───── Given entries ─────

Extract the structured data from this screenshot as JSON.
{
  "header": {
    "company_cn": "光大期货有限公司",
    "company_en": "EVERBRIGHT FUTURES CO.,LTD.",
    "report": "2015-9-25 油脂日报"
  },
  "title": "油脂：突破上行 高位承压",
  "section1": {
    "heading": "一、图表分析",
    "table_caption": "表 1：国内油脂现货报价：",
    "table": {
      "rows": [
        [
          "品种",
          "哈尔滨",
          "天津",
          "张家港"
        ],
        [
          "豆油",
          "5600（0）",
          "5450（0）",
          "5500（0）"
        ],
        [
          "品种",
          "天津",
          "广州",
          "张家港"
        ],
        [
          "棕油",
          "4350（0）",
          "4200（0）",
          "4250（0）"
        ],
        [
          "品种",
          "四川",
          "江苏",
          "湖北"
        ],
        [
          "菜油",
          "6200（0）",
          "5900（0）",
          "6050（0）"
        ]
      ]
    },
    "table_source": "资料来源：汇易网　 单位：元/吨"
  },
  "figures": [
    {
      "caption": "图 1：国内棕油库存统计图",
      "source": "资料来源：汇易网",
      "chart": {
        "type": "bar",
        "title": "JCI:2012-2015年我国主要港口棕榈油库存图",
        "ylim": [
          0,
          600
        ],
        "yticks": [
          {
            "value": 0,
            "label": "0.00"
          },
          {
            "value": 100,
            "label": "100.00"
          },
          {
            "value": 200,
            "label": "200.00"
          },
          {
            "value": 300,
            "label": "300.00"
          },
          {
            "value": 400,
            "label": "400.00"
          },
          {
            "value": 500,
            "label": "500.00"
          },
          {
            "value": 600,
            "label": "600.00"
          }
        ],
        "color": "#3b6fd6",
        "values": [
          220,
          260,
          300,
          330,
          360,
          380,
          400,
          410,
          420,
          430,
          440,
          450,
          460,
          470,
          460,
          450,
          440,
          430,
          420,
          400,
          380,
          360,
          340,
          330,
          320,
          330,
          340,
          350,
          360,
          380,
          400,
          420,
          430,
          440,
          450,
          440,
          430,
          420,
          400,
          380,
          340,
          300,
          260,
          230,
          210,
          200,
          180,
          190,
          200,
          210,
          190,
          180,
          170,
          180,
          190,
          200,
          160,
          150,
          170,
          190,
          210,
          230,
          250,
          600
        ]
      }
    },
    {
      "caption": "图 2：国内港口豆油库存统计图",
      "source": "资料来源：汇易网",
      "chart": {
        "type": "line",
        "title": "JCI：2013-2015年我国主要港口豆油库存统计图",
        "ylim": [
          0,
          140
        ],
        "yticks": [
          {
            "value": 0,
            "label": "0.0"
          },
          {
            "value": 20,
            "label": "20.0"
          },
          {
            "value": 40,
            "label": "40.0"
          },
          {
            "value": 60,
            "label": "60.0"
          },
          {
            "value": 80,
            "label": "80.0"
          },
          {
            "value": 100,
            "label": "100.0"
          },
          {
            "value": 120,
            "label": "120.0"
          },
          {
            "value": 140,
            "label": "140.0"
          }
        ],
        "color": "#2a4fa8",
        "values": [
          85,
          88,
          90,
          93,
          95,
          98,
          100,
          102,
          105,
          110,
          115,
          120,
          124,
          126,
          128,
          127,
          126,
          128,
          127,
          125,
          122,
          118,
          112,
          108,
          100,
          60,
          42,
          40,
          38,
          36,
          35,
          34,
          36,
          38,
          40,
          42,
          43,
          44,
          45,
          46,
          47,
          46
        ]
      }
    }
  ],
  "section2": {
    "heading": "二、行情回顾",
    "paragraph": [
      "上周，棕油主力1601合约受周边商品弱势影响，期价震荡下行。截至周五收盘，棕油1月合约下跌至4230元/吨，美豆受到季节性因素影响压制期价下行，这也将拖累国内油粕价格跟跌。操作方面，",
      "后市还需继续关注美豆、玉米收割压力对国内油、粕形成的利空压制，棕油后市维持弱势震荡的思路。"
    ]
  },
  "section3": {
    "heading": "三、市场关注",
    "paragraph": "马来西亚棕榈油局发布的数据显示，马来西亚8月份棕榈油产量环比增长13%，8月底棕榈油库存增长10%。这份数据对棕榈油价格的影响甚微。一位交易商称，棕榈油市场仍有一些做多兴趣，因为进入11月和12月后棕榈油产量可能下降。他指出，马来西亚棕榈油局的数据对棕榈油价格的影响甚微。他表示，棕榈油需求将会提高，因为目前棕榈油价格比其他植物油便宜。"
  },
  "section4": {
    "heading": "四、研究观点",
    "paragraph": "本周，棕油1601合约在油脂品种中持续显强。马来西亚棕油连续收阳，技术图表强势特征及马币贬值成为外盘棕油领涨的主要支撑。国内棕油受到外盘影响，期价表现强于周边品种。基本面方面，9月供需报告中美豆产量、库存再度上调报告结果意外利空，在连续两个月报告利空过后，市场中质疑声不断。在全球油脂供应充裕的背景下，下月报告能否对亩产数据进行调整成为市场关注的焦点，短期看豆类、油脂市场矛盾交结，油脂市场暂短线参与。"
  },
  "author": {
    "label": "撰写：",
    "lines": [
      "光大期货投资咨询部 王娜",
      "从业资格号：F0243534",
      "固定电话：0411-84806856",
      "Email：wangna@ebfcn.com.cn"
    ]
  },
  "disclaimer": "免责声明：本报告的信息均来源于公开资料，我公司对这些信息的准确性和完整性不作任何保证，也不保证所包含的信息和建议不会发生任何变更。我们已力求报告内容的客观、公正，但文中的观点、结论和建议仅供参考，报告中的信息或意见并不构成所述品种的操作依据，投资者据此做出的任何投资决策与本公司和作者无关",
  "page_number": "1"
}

─────

§ **Work to do**:
State how many lines hold the word "heading". The number is the whole answer.

§ **Solution**:
4